▸ **Exercice proposé 1**
Répondez aux questions suivantes d'après l'article sur Al-Qaïda en Syrie.
(a) En combien de temps l'État islamique en Irak et au Levant a-t-il supplanté tous les groupes islamistes ?
(b) À quelle date Abou Bassir al-Jeblaoui a-t-il été abattu ?
(c) Dans quel gouvernorat syrien a-t-il été tué ?
▸ **Exercice proposé 2**
Transcrivez sans rien changer le passage de l'article qui va de « Comment Al-Qaïda a » jusqu'à « auprès d’éventuelles recrues. ».
▸ **Exercice proposé 3**
Indiquez si chacune des affirmations suivantes est conforme à l'article sur Al-Qaïda en Syrie. Justifiez par une citation exacte.
(a) Abou Bassir al-Jeblaoui comptait parmi les chefs de l'Armée syrienne libre.
(b) Abou Bassir al-Jeblaoui a été tué dans le gouvernorat de Damas.
(c) L'État islamique en Irak et au Levant manque de moyens financiers.

▸ **Article**

16 août, 2013

Comment Al-Qaïda a pris ses quartiers en Syrie

L’État islamique en Irak et au Levant a supplanté tous les groupes islamistes en six mois. Il jouit d’abondants moyens militaires et financiers, qui renforcent son attractivité auprès d’éventuelles recrues.
Abou Bassir al-Jeblaoui a été abattu de deux balles à bout portant le 11 juillet, dans le gouvernorat de Lattaquié, en Syrie, non loin de la côte méditerranéenne. Il était l’un des chefs de l’Armée syrienne libre (ASL) les plus estimés. Son assassinat par des djihadistes de l’État islamique en Irak et au Levant (EIIL), qui lui avaient tendu un guet-apens, a semé l’émoi et provoqué une prise de conscience : les groupes islamistes constituent une menace, y compris pour les rebelles modérés de l’ASL. De plus en plus forts, ils n’hésitent pas à s’attaquer aux autres groupes armés dont ils jugent qu’ils leur barrent la route ainsi qu’aux civils qui refusent de se soumettre à leur vision étriquée de l’islam. Même l’opposition exprime désormais sa crainte que la Syrie ne bascule dans la terreur, comme l’Irak avant elle, et qu’elle ne devienne un nouveau sanctuaire pour Al-Qaïda.

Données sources
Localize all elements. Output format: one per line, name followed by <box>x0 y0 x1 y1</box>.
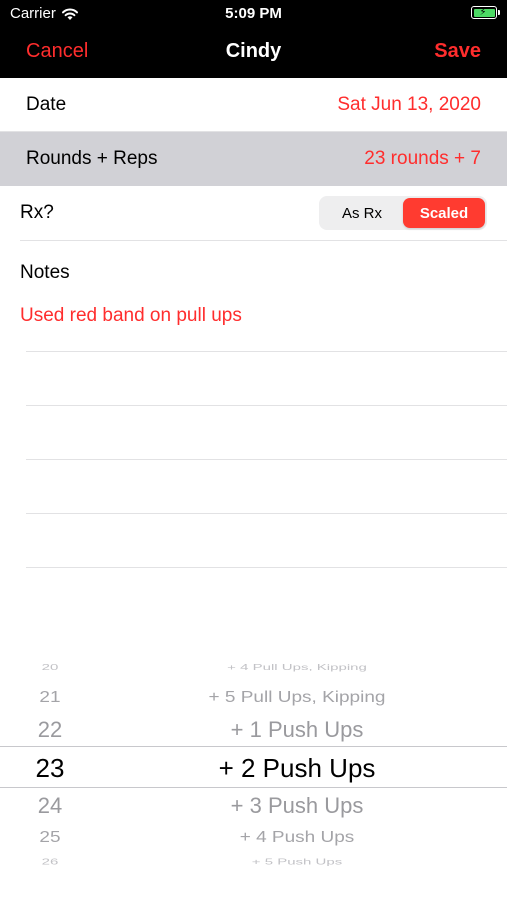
picker-row[interactable]: 25 + 4 Push Ups <box>0 827 507 848</box>
picker-row-number: 22 <box>37 717 63 742</box>
picker-row[interactable]: 20 + 4 Pull Ups, Kipping <box>0 662 507 673</box>
picker-row-label: + 5 Pull Ups, Kipping <box>208 688 386 707</box>
page-title: Cindy <box>225 40 282 62</box>
ruled-line <box>26 351 507 405</box>
date-value: Sat Jun 13, 2020 <box>337 93 481 115</box>
picker-row-selected[interactable]: 23 + 2 Push Ups <box>0 749 507 787</box>
status-time: 5:09 PM <box>225 5 282 22</box>
picker-row[interactable]: 26 + 5 Push Ups <box>0 857 507 868</box>
ruled-line <box>26 459 507 513</box>
navigation-bar: Cancel Cindy Save <box>0 28 507 78</box>
rounds-reps-picker[interactable]: 20 + 4 Pull Ups, Kipping 21 + 5 Pull Ups… <box>0 655 507 880</box>
notes-label: Notes <box>20 262 70 283</box>
rx-row: Rx? As Rx Scaled <box>0 186 507 240</box>
rounds-reps-value: 23 rounds + 7 <box>364 148 481 169</box>
picker-row-number: 25 <box>39 828 61 847</box>
picker-row-number: 21 <box>39 688 61 707</box>
rounds-reps-row[interactable]: Rounds + Reps 23 rounds + 7 <box>0 132 507 186</box>
picker-row-number: 26 <box>41 857 59 867</box>
rounds-reps-label: Rounds + Reps <box>26 148 158 169</box>
picker-row-number: 24 <box>37 793 63 818</box>
notes-ruled-lines <box>26 351 507 621</box>
status-bar: Carrier 5:09 PM ⚡ <box>0 0 507 28</box>
save-button[interactable]: Save <box>434 40 481 63</box>
picker-row-label: + 2 Push Ups <box>218 752 376 783</box>
picker-row[interactable]: 24 + 3 Push Ups <box>0 791 507 821</box>
picker-row-label: + 1 Push Ups <box>230 717 364 742</box>
top-bar: Carrier 5:09 PM ⚡ Cancel Cindy Save <box>0 0 507 78</box>
picker-row-number: 20 <box>41 662 59 672</box>
as-rx-segment[interactable]: As Rx <box>321 198 403 228</box>
rx-segmented-control: As Rx Scaled <box>319 196 487 230</box>
picker-row-label: + 5 Push Ups <box>251 857 343 867</box>
ruled-line <box>26 513 507 567</box>
date-row[interactable]: Date Sat Jun 13, 2020 <box>0 78 507 132</box>
ruled-line <box>26 405 507 459</box>
battery-icon: ⚡ <box>471 6 500 19</box>
rx-label: Rx? <box>20 202 54 223</box>
picker-row-number: 23 <box>35 752 65 783</box>
picker-row-label: + 4 Push Ups <box>239 828 355 847</box>
picker-row-label: + 3 Push Ups <box>230 793 364 818</box>
scaled-segment[interactable]: Scaled <box>403 198 485 228</box>
picker-row[interactable]: 21 + 5 Pull Ups, Kipping <box>0 687 507 708</box>
picker-row[interactable]: 22 + 1 Push Ups <box>0 715 507 745</box>
divider <box>20 240 507 241</box>
picker-row-label: + 4 Pull Ups, Kipping <box>227 662 367 672</box>
notes-text-area[interactable]: Used red band on pull ups <box>20 305 242 327</box>
ruled-line <box>26 567 507 621</box>
date-label: Date <box>26 93 67 115</box>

▸ **Corrigé complet 1**
(a) En six mois.
(b) Le 11 juillet.
(c) Dans le gouvernorat de Lattaquié.

▸ **Corrigé complet 2**
Comment Al-Qaïda a pris ses quartiers en Syrie

L’État islamique en Irak et au Levant a supplanté tous les groupes islamistes en six mois. Il jouit d’abondants moyens militaires et financiers, qui renforcent son attractivité auprès d’éventuelles recrues.

▸ **Corrigé complet 3**
(a) Oui : « Il était l’un des chefs de l’Armée syrienne libre (ASL) les plus estimés. »
(b) Non : « dans le gouvernorat de Lattaquié, en Syrie ».
(c) Non : « Il jouit d’abondants moyens militaires et financiers ».